◆ **Required task**: Each record must be retyped in full. No character may differ.

◆ **Material for this task**:
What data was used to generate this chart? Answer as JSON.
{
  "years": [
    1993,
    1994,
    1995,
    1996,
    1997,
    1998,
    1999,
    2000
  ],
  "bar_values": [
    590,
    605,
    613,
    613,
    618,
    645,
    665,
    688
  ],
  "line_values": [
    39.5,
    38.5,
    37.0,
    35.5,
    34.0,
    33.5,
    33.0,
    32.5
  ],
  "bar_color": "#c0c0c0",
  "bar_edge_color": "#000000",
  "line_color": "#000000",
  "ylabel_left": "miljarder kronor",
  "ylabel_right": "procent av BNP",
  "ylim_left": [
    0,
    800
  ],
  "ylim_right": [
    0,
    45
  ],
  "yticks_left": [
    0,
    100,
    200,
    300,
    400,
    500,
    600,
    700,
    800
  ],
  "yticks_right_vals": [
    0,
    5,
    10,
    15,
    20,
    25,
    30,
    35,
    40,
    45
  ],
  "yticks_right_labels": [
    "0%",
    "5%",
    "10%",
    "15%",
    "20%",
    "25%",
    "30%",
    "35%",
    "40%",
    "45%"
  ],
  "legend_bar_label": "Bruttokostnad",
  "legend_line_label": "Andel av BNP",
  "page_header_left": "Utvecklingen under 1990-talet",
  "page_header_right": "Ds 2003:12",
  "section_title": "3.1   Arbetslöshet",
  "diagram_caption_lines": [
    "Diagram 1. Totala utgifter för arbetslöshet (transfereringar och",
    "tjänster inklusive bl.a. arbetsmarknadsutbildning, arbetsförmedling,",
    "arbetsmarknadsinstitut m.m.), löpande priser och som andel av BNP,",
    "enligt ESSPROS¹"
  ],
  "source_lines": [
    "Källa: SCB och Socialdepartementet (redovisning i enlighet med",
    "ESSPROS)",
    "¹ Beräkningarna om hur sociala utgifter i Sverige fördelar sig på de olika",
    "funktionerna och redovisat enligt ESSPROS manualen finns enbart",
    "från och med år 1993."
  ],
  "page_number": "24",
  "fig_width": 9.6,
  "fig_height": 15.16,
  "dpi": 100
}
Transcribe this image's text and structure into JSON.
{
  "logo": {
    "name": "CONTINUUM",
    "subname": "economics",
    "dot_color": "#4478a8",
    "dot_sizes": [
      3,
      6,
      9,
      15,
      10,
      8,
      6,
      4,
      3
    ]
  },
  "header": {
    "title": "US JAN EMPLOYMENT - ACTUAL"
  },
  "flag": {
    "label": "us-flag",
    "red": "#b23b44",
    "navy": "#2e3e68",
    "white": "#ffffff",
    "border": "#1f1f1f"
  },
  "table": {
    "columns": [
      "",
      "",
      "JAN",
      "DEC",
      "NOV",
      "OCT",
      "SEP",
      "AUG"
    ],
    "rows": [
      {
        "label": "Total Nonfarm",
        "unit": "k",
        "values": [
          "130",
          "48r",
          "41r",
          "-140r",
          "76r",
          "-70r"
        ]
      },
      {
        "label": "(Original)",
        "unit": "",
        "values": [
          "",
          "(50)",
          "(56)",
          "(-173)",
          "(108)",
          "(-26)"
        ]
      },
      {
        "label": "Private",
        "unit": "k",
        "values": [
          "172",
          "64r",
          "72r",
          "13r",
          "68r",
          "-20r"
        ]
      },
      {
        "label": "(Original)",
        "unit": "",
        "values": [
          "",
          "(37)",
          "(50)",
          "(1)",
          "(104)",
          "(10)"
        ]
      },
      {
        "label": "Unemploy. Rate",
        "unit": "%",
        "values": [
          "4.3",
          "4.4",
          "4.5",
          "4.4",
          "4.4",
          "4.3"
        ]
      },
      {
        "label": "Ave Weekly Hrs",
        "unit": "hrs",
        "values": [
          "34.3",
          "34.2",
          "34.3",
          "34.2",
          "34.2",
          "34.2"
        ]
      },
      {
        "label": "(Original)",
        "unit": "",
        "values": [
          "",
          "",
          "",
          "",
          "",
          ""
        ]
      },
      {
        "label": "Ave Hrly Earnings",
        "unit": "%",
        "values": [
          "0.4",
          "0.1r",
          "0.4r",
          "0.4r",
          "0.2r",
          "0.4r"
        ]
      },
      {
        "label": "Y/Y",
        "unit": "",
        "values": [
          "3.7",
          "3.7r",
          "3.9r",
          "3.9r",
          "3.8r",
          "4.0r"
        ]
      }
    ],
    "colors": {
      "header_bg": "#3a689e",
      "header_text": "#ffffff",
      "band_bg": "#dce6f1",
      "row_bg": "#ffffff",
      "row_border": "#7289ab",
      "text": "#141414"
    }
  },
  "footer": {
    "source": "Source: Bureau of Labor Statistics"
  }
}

◆ **Written response**:
What data was used to generate this chart? Answer as JSON.
{
  "years": [
    1993,
    1994,
    1995,
    1996,
    1997,
    1998,
    1999,
    2000
  ],
  "bar_values": [
    590,
    605,
    613,
    613,
    618,
    645,
    665,
    688
  ],
  "line_values": [
    39.5,
    38.5,
    37.0,
    35.5,
    34.0,
    33.5,
    33.0,
    32.5
  ],
  "bar_color": "#c0c0c0",
  "bar_edge_color": "#000000",
  "line_color": "#000000",
  "ylabel_left": "miljarder kronor",
  "ylabel_right": "procent av BNP",
  "ylim_left": [
    0,
    800
  ],
  "ylim_right": [
    0,
    45
  ],
  "yticks_left": [
    0,
    100,
    200,
    300,
    400,
    500,
    600,
    700,
    800
  ],
  "yticks_right_vals": [
    0,
    5,
    10,
    15,
    20,
    25,
    30,
    35,
    40,
    45
  ],
  "yticks_right_labels": [
    "0%",
    "5%",
    "10%",
    "15%",
    "20%",
    "25%",
    "30%",
    "35%",
    "40%",
    "45%"
  ],
  "legend_bar_label": "Bruttokostnad",
  "legend_line_label": "Andel av BNP",
  "page_header_left": "Utvecklingen under 1990-talet",
  "page_header_right": "Ds 2003:12",
  "section_title": "3.1   Arbetslöshet",
  "diagram_caption_lines": [
    "Diagram 1. Totala utgifter för arbetslöshet (transfereringar och",
    "tjänster inklusive bl.a. arbetsmarknadsutbildning, arbetsförmedling,",
    "arbetsmarknadsinstitut m.m.), löpande priser och som andel av BNP,",
    "enligt ESSPROS¹"
  ],
  "source_lines": [
    "Källa: SCB och Socialdepartementet (redovisning i enlighet med",
    "ESSPROS)",
    "¹ Beräkningarna om hur sociala utgifter i Sverige fördelar sig på de olika",
    "funktionerna och redovisat enligt ESSPROS manualen finns enbart",
    "från och med år 1993."
  ],
  "page_number": "24",
  "fig_width": 9.6,
  "fig_height": 15.16,
  "dpi": 100
}
Transcribe this image's text and structure into JSON.
{
  "logo": {
    "name": "CONTINUUM",
    "subname": "economics",
    "dot_color": "#4478a8",
    "dot_sizes": [
      3,
      6,
      9,
      15,
      10,
      8,
      6,
      4,
      3
    ]
  },
  "header": {
    "title": "US JAN EMPLOYMENT - ACTUAL"
  },
  "flag": {
    "label": "us-flag",
    "red": "#b23b44",
    "navy": "#2e3e68",
    "white": "#ffffff",
    "border": "#1f1f1f"
  },
  "table": {
    "columns": [
      "",
      "",
      "JAN",
      "DEC",
      "NOV",
      "OCT",
      "SEP",
      "AUG"
    ],
    "rows": [
      {
        "label": "Total Nonfarm",
        "unit": "k",
        "values": [
          "130",
          "48r",
          "41r",
          "-140r",
          "76r",
          "-70r"
        ]
      },
      {
        "label": "(Original)",
        "unit": "",
        "values": [
          "",
          "(50)",
          "(56)",
          "(-173)",
          "(108)",
          "(-26)"
        ]
      },
      {
        "label": "Private",
        "unit": "k",
        "values": [
          "172",
          "64r",
          "72r",
          "13r",
          "68r",
          "-20r"
        ]
      },
      {
        "label": "(Original)",
        "unit": "",
        "values": [
          "",
          "(37)",
          "(50)",
          "(1)",
          "(104)",
          "(10)"
        ]
      },
      {
        "label": "Unemploy. Rate",
        "unit": "%",
        "values": [
          "4.3",
          "4.4",
          "4.5",
          "4.4",
          "4.4",
          "4.3"
        ]
      },
      {
        "label": "Ave Weekly Hrs",
        "unit": "hrs",
        "values": [
          "34.3",
          "34.2",
          "34.3",
          "34.2",
          "34.2",
          "34.2"
        ]
      },
      {
        "label": "(Original)",
        "unit": "",
        "values": [
          "",
          "",
          "",
          "",
          "",
          ""
        ]
      },
      {
        "label": "Ave Hrly Earnings",
        "unit": "%",
        "values": [
          "0.4",
          "0.1r",
          "0.4r",
          "0.4r",
          "0.2r",
          "0.4r"
        ]
      },
      {
        "label": "Y/Y",
        "unit": "",
        "values": [
          "3.7",
          "3.7r",
          "3.9r",
          "3.9r",
          "3.8r",
          "4.0r"
        ]
      }
    ],
    "colors": {
      "header_bg": "#3a689e",
      "header_text": "#ffffff",
      "band_bg": "#dce6f1",
      "row_bg": "#ffffff",
      "row_border": "#7289ab",
      "text": "#141414"
    }
  },
  "footer": {
    "source": "Source: Bureau of Labor Statistics"
  }
}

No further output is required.